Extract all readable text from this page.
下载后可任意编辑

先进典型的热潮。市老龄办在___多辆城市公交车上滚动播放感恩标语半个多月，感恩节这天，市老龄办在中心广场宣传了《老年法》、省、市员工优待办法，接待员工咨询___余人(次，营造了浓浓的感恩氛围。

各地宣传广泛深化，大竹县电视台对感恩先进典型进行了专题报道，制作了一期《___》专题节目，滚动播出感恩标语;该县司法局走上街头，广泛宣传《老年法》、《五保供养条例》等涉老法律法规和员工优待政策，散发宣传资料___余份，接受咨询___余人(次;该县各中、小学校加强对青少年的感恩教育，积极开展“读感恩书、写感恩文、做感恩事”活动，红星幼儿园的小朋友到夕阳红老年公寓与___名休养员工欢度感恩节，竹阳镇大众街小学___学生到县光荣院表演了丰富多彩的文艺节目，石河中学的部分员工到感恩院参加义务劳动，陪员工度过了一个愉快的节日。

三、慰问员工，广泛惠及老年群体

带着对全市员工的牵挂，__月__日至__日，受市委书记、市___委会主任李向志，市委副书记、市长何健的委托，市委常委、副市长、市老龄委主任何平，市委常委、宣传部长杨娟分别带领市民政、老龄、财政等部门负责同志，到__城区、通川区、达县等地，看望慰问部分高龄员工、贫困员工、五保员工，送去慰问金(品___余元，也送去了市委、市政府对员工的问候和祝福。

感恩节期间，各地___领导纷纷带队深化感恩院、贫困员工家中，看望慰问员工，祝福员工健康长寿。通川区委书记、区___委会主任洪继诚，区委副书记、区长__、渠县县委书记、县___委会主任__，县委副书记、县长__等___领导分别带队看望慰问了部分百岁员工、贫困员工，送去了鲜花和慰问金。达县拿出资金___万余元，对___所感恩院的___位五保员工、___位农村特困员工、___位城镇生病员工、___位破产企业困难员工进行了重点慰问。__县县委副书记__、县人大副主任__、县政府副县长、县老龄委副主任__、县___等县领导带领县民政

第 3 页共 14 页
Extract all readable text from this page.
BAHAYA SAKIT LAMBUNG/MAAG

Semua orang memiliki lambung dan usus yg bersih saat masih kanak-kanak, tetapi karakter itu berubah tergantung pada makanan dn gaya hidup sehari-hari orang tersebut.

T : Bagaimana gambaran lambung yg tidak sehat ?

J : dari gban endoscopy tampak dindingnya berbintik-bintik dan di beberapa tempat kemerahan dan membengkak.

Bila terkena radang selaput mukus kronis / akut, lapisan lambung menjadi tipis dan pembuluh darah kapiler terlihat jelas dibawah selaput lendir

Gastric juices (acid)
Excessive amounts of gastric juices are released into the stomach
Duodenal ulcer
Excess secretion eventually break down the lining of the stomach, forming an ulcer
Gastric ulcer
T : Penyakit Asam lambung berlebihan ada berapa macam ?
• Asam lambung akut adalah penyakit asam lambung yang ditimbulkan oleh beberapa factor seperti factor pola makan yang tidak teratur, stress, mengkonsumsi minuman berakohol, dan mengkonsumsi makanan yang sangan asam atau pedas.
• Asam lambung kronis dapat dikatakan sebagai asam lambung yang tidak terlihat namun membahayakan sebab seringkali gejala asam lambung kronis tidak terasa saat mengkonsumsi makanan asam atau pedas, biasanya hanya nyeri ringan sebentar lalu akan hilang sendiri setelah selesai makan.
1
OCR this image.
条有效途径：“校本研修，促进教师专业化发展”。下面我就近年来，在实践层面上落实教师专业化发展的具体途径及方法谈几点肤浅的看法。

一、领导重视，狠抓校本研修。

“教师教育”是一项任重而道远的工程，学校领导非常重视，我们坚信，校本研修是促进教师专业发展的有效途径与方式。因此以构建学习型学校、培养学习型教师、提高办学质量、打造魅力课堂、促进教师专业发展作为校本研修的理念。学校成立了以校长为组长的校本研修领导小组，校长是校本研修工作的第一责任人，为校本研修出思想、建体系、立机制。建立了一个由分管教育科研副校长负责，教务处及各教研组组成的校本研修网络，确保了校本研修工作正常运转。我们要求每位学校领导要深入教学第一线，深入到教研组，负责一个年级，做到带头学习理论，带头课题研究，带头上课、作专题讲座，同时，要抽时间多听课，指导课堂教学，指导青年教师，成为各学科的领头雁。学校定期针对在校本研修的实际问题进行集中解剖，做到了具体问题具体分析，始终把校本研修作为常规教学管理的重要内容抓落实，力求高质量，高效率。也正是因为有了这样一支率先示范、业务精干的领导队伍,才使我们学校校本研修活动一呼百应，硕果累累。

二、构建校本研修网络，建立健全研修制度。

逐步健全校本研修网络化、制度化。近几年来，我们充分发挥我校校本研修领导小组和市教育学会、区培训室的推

-------------------------

> **GOAL OF THE EXERCISE**: Find each line with the string "yang" and copy it out.

> **EXERCISE SOLUTION**:
• Asam lambung akut adalah penyakit asam lambung yang ditimbulkan oleh beberapa factor seperti factor pola makan yang tidak teratur, stress, mengkonsumsi minuman berakohol, dan mengkonsumsi makanan yang sangan asam atau pedas.
• Asam lambung kronis dapat dikatakan sebagai asam lambung yang tidak terlihat namun membahayakan sebab seringkali gejala asam lambung kronis tidak terasa saat mengkonsumsi makanan asam atau pedas, biasanya hanya nyeri ringan sebentar lalu akan hilang sendiri setelah selesai makan.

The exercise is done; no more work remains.